(DATA SUPPLIED):
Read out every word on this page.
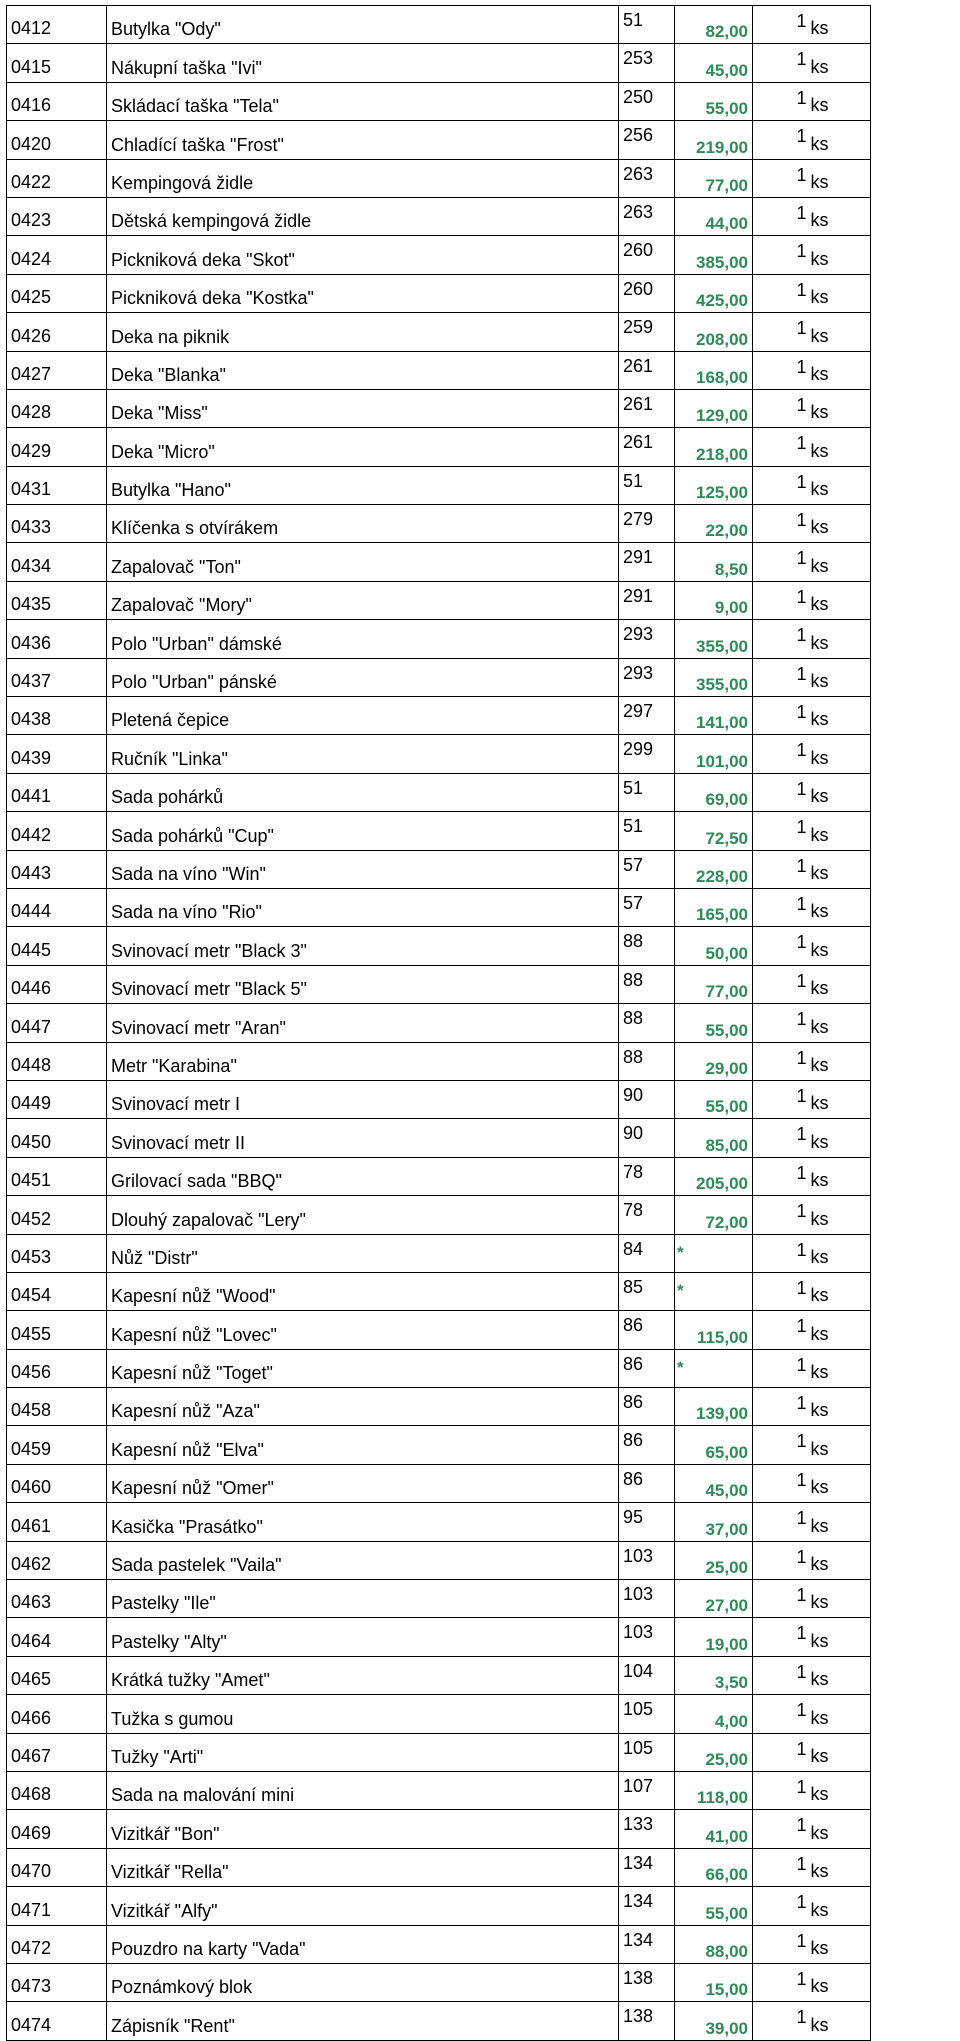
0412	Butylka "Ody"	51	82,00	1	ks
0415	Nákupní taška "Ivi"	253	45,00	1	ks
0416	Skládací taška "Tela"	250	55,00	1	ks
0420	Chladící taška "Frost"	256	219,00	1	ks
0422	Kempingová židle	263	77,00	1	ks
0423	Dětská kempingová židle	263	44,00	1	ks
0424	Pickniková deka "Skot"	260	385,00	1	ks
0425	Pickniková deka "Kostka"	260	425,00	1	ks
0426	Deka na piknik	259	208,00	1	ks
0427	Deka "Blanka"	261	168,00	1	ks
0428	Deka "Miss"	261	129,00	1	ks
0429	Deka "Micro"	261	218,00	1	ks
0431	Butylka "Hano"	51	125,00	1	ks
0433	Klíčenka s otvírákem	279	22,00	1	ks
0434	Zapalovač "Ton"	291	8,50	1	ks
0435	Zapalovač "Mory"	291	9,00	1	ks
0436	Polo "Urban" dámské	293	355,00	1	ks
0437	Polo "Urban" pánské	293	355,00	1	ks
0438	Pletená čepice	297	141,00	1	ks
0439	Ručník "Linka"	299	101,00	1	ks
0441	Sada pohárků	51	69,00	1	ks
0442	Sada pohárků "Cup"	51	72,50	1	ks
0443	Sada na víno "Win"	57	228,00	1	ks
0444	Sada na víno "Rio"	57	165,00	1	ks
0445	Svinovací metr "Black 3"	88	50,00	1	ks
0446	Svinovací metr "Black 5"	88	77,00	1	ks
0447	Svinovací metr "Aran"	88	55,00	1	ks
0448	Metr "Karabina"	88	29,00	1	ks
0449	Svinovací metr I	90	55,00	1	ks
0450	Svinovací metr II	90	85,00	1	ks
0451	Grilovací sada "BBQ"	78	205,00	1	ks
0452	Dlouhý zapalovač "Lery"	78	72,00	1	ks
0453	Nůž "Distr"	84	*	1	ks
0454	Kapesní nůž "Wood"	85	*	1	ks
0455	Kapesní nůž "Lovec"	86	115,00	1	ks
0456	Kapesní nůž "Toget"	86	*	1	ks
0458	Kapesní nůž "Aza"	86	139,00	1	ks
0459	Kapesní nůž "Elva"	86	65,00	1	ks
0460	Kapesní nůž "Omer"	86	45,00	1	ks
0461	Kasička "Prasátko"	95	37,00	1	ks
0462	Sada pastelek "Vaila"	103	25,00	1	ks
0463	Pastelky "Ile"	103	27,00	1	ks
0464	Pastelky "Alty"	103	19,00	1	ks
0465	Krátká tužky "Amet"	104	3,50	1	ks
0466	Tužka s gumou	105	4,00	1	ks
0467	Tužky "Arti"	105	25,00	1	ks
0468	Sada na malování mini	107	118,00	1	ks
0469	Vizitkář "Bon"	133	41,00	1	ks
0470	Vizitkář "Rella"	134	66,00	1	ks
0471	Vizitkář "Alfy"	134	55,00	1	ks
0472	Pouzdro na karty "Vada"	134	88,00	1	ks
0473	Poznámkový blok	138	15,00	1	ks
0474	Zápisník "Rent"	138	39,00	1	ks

(WRITTEN PROBLEM): In the entries above, identify each line that includes the string "taška", then copy it.

(REPLY TO THE EXERCISE):
0415	Nákupní taška "Ivi"	253	45,00	1	ks
0416	Skládací taška "Tela"	250	55,00	1	ks
0420	Chladící taška "Frost"	256	219,00	1	ks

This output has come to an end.